[Collected data]
=-=-=
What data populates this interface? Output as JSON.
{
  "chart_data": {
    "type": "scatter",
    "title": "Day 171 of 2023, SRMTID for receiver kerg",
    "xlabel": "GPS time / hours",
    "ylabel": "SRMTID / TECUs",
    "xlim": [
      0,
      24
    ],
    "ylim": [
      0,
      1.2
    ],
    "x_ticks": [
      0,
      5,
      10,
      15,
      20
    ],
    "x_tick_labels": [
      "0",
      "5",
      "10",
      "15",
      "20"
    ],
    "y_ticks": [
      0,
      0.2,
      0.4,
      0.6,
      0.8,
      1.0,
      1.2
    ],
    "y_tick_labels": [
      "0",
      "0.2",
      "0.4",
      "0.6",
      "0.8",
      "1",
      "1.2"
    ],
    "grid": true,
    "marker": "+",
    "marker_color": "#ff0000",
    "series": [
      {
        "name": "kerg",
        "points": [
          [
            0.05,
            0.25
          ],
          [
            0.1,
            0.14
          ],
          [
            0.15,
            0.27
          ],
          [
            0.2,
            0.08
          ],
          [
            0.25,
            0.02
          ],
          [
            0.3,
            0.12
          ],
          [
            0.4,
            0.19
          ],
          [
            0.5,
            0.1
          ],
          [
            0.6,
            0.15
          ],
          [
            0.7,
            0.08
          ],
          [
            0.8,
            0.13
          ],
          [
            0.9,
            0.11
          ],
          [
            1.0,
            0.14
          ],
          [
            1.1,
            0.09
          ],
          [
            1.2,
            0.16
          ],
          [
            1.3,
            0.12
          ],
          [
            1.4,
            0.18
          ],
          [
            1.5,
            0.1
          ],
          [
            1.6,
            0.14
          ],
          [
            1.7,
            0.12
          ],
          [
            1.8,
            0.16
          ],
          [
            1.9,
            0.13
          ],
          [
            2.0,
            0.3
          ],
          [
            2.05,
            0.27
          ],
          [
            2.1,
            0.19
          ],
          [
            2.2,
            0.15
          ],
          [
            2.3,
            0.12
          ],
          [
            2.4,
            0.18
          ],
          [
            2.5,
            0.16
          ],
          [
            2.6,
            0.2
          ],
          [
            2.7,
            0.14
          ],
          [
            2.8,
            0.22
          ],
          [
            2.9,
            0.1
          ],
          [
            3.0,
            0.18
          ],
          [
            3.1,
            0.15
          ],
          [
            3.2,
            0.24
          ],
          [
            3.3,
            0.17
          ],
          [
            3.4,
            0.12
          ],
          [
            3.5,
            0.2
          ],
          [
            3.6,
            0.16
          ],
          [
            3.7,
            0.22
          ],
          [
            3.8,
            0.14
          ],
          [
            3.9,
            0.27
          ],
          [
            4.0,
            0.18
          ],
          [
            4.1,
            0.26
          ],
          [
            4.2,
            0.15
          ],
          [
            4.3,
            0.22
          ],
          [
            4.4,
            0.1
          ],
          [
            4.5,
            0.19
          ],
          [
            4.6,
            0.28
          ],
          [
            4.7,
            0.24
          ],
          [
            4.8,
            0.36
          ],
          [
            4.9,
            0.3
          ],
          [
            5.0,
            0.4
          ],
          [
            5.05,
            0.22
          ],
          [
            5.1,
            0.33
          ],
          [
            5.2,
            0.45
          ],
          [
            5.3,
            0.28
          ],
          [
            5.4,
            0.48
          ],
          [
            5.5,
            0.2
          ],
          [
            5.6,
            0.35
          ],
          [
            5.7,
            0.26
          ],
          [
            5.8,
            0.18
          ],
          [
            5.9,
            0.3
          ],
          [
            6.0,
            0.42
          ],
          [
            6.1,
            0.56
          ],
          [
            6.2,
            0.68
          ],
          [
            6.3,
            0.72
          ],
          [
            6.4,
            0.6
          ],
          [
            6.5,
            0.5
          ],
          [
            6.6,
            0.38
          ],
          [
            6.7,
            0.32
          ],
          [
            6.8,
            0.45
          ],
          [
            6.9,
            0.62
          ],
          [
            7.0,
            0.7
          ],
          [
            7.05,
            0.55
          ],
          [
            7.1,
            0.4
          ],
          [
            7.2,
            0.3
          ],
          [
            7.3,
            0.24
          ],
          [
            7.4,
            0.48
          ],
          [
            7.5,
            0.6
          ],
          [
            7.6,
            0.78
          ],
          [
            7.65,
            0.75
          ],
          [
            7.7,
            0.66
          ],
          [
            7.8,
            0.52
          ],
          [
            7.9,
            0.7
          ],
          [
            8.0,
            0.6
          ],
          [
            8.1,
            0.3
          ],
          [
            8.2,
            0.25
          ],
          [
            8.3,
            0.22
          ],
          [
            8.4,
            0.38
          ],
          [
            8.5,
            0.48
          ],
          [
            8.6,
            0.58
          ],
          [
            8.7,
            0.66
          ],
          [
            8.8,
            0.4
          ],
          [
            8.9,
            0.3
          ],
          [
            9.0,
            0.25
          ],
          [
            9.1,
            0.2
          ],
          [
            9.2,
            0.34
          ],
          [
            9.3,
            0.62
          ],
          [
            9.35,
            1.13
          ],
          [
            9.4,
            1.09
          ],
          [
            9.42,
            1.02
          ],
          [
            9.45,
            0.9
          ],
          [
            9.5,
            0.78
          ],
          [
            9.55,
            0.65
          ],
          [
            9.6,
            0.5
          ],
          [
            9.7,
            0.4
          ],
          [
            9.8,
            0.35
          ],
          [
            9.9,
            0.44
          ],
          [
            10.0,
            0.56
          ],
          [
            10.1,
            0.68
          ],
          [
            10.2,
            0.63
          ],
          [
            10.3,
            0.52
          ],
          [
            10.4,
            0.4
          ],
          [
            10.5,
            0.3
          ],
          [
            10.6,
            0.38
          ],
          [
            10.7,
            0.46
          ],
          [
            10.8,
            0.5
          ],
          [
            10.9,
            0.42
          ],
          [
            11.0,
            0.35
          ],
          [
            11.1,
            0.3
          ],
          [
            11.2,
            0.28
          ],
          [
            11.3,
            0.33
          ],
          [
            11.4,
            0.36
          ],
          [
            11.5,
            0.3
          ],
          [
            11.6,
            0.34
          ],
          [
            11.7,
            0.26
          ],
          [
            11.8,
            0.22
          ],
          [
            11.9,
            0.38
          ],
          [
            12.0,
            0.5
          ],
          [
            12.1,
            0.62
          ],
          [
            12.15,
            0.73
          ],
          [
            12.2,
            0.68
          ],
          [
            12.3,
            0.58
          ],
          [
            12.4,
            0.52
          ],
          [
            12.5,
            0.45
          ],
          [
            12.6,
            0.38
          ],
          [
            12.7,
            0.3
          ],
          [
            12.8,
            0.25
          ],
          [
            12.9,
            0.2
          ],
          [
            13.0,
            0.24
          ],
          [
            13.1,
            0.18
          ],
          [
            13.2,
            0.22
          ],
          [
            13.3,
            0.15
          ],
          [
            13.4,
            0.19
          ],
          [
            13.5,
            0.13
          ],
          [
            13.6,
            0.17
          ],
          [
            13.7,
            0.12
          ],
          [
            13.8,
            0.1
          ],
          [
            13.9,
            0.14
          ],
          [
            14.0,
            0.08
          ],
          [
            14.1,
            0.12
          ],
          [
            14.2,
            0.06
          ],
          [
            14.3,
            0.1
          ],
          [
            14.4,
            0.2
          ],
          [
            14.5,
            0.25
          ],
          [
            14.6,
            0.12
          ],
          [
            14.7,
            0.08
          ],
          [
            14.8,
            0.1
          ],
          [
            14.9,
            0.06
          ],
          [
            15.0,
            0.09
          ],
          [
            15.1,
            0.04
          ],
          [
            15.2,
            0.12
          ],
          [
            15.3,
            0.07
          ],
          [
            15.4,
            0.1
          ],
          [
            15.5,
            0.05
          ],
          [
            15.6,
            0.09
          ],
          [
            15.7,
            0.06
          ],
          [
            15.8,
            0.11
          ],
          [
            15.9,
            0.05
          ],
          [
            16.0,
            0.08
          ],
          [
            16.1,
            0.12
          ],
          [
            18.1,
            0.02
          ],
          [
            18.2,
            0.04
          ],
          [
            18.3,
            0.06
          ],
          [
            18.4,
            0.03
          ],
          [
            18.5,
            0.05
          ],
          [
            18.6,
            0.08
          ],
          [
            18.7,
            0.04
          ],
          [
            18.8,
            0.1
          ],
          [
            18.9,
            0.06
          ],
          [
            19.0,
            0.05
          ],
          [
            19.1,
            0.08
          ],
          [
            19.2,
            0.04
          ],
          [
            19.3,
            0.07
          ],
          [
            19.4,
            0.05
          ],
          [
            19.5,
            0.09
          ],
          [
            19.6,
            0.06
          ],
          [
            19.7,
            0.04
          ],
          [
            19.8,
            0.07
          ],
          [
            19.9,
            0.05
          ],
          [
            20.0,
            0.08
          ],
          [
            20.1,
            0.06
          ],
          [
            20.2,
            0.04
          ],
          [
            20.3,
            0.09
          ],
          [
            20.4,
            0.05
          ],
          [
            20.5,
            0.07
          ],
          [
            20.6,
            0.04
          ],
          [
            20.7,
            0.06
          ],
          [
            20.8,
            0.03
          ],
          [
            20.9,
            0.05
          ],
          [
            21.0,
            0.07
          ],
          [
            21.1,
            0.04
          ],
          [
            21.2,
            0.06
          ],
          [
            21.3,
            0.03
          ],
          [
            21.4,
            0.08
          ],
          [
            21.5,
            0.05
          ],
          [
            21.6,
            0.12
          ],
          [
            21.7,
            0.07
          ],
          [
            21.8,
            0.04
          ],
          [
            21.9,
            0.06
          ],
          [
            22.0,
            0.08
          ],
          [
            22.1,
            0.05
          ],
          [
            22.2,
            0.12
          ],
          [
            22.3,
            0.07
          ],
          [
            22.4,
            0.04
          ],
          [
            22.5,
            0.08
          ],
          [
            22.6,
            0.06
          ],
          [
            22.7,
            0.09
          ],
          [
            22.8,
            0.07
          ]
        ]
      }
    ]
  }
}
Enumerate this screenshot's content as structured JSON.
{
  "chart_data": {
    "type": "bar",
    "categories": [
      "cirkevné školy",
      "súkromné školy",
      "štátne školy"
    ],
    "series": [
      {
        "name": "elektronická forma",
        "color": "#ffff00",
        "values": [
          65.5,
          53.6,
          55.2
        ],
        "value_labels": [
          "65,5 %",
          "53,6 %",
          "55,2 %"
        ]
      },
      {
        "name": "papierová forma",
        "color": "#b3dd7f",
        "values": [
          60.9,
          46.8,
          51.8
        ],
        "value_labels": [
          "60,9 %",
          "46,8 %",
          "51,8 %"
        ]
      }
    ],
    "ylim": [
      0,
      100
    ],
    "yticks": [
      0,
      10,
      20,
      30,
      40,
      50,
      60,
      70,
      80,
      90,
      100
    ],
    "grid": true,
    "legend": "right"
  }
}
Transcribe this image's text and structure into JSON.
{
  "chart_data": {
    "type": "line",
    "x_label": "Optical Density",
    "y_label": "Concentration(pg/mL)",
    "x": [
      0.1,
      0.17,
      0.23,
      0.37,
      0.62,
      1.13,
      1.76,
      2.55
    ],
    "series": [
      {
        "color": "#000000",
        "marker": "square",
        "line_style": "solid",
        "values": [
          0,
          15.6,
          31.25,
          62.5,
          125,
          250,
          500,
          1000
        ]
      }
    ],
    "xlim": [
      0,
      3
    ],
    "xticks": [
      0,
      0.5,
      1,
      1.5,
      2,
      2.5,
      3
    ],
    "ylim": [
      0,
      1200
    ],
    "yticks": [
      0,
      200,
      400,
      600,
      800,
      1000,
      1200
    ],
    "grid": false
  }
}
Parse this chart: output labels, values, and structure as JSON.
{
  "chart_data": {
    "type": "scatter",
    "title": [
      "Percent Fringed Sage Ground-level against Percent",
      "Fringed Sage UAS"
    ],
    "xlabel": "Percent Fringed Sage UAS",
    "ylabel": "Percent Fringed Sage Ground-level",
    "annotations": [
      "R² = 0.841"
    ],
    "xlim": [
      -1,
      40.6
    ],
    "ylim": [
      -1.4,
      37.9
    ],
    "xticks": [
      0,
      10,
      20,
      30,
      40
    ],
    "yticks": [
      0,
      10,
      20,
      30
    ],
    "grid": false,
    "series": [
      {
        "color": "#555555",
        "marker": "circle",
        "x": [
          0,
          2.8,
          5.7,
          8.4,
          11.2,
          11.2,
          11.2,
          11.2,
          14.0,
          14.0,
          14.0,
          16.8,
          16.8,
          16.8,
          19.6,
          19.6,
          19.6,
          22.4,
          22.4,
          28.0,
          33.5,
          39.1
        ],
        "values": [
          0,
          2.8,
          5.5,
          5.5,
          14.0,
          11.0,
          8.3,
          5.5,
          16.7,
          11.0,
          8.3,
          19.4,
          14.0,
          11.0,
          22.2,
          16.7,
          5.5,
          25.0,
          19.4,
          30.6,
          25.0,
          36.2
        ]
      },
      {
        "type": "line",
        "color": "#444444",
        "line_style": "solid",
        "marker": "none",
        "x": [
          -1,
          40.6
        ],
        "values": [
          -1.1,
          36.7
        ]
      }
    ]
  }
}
=-=-=
__Task description__
Filter the listing for the word "this" and copy every line that holds it.

__Complete answer__
What data populates this interface? Output as JSON.
Enumerate this screenshot's content as structured JSON.
Transcribe this image's text and structure into JSON.
Parse this chart: output labels, values, and structure as JSON.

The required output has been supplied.